Texto de lectura:
- - -

Al señor Víctor Escobar, un comité médico le negó hace unos días el derecho a morir dignamente. Ese comité, que evaluó la solicitud que su médico tratante inexplicablemente no procesó cuando la hizo hace dos años, consideró que el padecimiento de Víctor no justifica la eutanasia porque lo que tiene no es una enfermedad terminal. Si bien puede tener razón, el Ministerio de Salud en las resoluciones 1216 y 825, en las que habla del derecho a morir dignamente, expone que con cuidados paliativos y limitación del esfuerzo terapéutico, una persona como Víctor podría tener derecho a recibir un procedimiento para dejar de vivir.
Ahora bien, definamos vivir, pues para quienes entendemos la vida como algo más que un conjunto de funciones biológicas, lo que él está padeciendo no es vida. Escupir sangre permanentemente, sufrir fuertes dolores todo el tiempo y no poder hacer casi nada sin ayuda de su esposa y de oxígeno limita por completo el desarrollo libre de su personalidad, como ejecutar acciones que le den sentido y plenitud a su existencia. Es decir, Víctor vive, pero no VIVE.
Este caso evidencia cuán urgente es que el Congreso dé luz verde al proyecto para reglamentar la eutanasia, ya aprobado en primer debate en la Cámara de Representantes, pues si bien este procedimiento fue elevado a la categoría de derecho fundamental por la Corte Constitucional en una sentencia de 1997 y ha sido defendido en posteriores fallos, la realidad es que es un derecho negado a la mayoría de las personas que lo requieren. La Fundación Pro Derecho a Morir Dignamente asegura que por cada solicitud formal y aceptada en comité son negadas tres, y que a comité solo llega 1 de cada 10, pues las propias familias y/o lo/as médicos se niegan a recibirlas, en ocasiones porque la línea entre eutanasia y homicidio es tan delgada que algunos prefieren no meterse en el asunto.

- - -

Según el texto sobre la eutanasia, ¿en qué año la Corte Constitucional elevó este procedimiento a la categoría de derecho fundamental? Los registros no guardan relación alguna con el texto.

- - -

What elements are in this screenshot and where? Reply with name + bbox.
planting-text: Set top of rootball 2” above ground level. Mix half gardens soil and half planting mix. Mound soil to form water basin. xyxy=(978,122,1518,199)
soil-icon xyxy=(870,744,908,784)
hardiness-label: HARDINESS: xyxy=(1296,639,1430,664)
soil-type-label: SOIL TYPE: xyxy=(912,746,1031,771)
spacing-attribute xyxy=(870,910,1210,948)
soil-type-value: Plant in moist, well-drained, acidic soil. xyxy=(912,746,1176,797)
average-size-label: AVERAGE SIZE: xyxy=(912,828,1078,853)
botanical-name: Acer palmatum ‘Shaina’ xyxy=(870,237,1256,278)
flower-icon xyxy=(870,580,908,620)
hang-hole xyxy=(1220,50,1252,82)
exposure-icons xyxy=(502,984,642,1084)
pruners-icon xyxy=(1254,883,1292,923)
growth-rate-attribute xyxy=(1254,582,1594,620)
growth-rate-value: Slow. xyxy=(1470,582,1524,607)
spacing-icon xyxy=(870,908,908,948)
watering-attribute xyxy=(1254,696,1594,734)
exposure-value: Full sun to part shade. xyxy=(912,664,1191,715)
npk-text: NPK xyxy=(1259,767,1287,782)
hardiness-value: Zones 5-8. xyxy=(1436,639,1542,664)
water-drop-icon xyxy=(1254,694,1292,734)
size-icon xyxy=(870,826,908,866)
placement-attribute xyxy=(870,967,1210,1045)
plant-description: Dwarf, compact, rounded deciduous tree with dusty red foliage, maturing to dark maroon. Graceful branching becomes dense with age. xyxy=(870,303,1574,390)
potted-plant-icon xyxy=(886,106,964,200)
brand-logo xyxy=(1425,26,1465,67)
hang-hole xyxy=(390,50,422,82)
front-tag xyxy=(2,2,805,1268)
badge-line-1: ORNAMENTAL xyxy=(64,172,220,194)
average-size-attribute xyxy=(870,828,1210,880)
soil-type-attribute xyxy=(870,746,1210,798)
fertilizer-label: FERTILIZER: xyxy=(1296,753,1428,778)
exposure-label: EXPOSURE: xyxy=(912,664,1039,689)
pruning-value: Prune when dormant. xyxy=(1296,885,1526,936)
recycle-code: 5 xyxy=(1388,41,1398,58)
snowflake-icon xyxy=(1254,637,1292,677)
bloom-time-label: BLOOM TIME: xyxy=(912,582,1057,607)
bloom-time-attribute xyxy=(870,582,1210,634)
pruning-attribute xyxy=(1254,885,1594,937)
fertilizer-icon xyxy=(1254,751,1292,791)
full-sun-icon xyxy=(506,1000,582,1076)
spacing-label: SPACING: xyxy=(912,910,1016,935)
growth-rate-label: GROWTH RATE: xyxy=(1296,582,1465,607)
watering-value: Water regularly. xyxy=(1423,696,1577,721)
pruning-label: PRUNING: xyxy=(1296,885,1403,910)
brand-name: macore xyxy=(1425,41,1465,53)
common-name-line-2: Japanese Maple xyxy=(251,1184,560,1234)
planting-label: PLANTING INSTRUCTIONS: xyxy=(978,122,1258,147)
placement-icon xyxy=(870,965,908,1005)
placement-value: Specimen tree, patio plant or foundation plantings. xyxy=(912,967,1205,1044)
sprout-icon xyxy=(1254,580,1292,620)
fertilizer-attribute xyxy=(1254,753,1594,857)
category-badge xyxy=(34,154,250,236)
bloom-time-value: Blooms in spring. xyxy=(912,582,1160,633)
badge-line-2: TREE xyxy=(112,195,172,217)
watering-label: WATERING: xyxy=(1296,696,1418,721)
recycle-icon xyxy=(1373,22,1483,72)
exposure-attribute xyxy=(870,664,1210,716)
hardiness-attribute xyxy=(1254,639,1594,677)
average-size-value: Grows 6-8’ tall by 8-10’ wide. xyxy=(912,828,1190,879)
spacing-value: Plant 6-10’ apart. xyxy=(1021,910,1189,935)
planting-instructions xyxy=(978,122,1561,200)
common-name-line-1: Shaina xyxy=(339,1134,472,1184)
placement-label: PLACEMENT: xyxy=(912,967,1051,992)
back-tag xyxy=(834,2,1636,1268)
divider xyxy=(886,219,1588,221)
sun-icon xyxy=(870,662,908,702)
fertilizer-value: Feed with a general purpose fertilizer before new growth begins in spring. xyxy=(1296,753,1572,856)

- - -

Resultado:
En 1997, mediante una sentencia.